==== Information supplied
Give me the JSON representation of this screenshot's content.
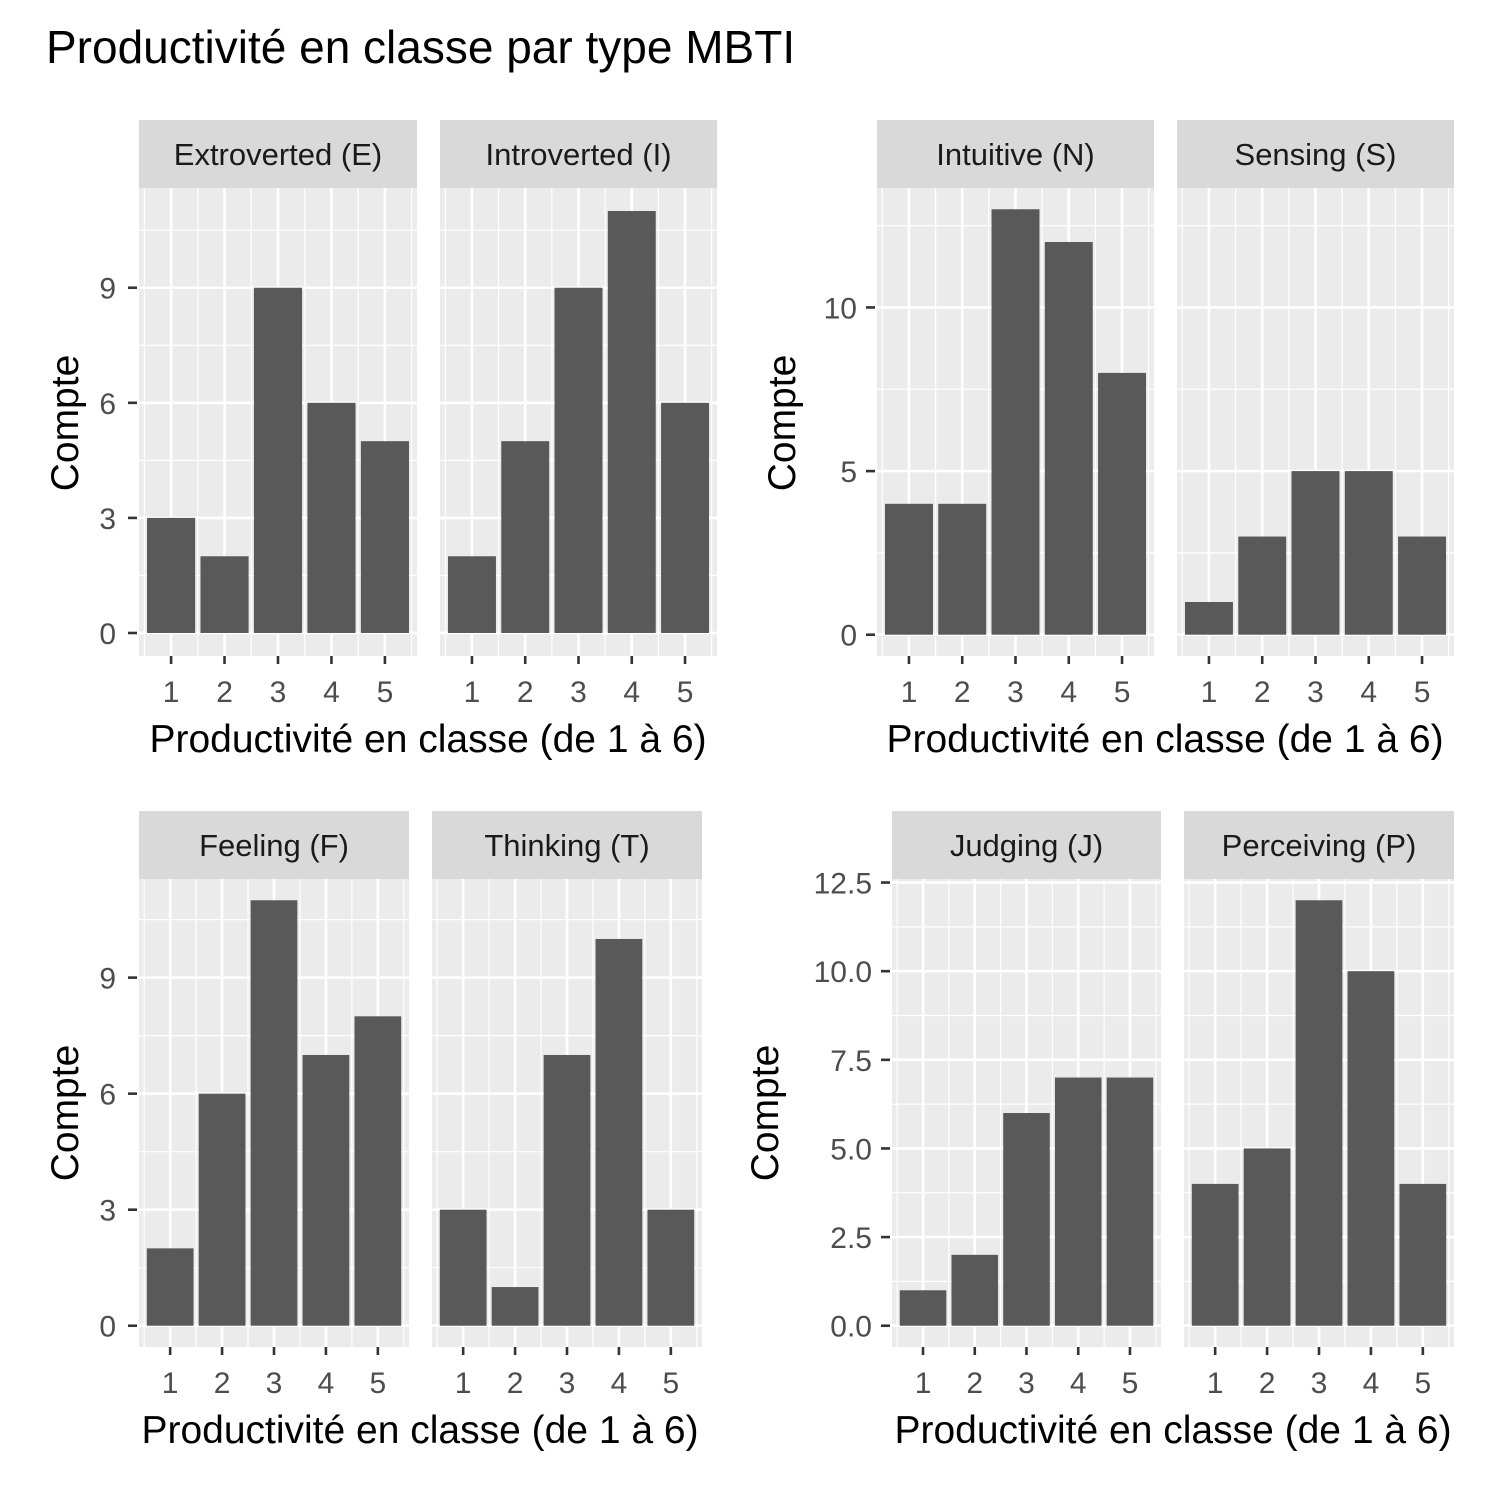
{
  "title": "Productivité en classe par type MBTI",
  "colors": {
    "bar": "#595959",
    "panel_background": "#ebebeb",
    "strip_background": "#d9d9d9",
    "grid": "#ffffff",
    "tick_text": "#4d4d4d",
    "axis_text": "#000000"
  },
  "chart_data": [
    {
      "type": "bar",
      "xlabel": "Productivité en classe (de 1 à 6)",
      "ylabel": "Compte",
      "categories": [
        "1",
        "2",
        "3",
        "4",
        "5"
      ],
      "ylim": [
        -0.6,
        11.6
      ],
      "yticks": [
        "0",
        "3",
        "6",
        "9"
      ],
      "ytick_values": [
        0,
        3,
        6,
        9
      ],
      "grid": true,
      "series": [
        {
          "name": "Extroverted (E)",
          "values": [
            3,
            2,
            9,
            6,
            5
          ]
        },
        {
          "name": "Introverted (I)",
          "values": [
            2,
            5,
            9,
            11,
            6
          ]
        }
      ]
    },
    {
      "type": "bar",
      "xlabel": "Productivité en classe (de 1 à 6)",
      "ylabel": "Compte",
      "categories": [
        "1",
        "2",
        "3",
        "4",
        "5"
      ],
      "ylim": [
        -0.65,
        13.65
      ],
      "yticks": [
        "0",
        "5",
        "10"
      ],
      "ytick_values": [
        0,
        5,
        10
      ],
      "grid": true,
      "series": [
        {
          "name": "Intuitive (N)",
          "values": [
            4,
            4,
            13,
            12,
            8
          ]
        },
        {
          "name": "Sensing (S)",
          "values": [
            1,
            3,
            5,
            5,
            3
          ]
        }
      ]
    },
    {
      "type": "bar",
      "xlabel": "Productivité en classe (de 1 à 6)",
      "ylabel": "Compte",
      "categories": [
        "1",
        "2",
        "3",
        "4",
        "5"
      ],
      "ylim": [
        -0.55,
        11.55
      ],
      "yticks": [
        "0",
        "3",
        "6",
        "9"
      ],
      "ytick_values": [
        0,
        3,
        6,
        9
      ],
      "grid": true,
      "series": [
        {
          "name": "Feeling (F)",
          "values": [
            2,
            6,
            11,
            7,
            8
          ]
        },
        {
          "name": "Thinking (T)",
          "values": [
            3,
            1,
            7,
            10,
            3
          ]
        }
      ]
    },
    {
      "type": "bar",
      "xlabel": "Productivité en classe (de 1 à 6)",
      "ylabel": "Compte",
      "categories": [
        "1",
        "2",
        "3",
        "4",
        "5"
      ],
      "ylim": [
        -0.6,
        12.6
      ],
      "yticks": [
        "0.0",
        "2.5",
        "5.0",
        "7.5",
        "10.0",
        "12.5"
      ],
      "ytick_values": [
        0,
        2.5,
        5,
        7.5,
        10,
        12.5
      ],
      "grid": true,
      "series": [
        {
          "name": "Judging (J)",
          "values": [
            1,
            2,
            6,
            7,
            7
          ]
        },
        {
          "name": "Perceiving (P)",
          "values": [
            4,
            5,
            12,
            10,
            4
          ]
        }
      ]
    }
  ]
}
========
*Instructions for the task*: Return the material exactly as given, apart from the pictures.

*Solution for this task*:
Give me the JSON representation of this screenshot's content.
{
  "title": "Productivité en classe par type MBTI",
  "colors": {
    "bar": "#595959",
    "panel_background": "#ebebeb",
    "strip_background": "#d9d9d9",
    "grid": "#ffffff",
    "tick_text": "#4d4d4d",
    "axis_text": "#000000"
  },
  "chart_data": [
    {
      "type": "bar",
      "xlabel": "Productivité en classe (de 1 à 6)",
      "ylabel": "Compte",
      "categories": [
        "1",
        "2",
        "3",
        "4",
        "5"
      ],
      "ylim": [
        -0.6,
        11.6
      ],
      "yticks": [
        "0",
        "3",
        "6",
        "9"
      ],
      "ytick_values": [
        0,
        3,
        6,
        9
      ],
      "grid": true,
      "series": [
        {
          "name": "Extroverted (E)",
          "values": [
            3,
            2,
            9,
            6,
            5
          ]
        },
        {
          "name": "Introverted (I)",
          "values": [
            2,
            5,
            9,
            11,
            6
          ]
        }
      ]
    },
    {
      "type": "bar",
      "xlabel": "Productivité en classe (de 1 à 6)",
      "ylabel": "Compte",
      "categories": [
        "1",
        "2",
        "3",
        "4",
        "5"
      ],
      "ylim": [
        -0.65,
        13.65
      ],
      "yticks": [
        "0",
        "5",
        "10"
      ],
      "ytick_values": [
        0,
        5,
        10
      ],
      "grid": true,
      "series": [
        {
          "name": "Intuitive (N)",
          "values": [
            4,
            4,
            13,
            12,
            8
          ]
        },
        {
          "name": "Sensing (S)",
          "values": [
            1,
            3,
            5,
            5,
            3
          ]
        }
      ]
    },
    {
      "type": "bar",
      "xlabel": "Productivité en classe (de 1 à 6)",
      "ylabel": "Compte",
      "categories": [
        "1",
        "2",
        "3",
        "4",
        "5"
      ],
      "ylim": [
        -0.55,
        11.55
      ],
      "yticks": [
        "0",
        "3",
        "6",
        "9"
      ],
      "ytick_values": [
        0,
        3,
        6,
        9
      ],
      "grid": true,
      "series": [
        {
          "name": "Feeling (F)",
          "values": [
            2,
            6,
            11,
            7,
            8
          ]
        },
        {
          "name": "Thinking (T)",
          "values": [
            3,
            1,
            7,
            10,
            3
          ]
        }
      ]
    },
    {
      "type": "bar",
      "xlabel": "Productivité en classe (de 1 à 6)",
      "ylabel": "Compte",
      "categories": [
        "1",
        "2",
        "3",
        "4",
        "5"
      ],
      "ylim": [
        -0.6,
        12.6
      ],
      "yticks": [
        "0.0",
        "2.5",
        "5.0",
        "7.5",
        "10.0",
        "12.5"
      ],
      "ytick_values": [
        0,
        2.5,
        5,
        7.5,
        10,
        12.5
      ],
      "grid": true,
      "series": [
        {
          "name": "Judging (J)",
          "values": [
            1,
            2,
            6,
            7,
            7
          ]
        },
        {
          "name": "Perceiving (P)",
          "values": [
            4,
            5,
            12,
            10,
            4
          ]
        }
      ]
    }
  ]
}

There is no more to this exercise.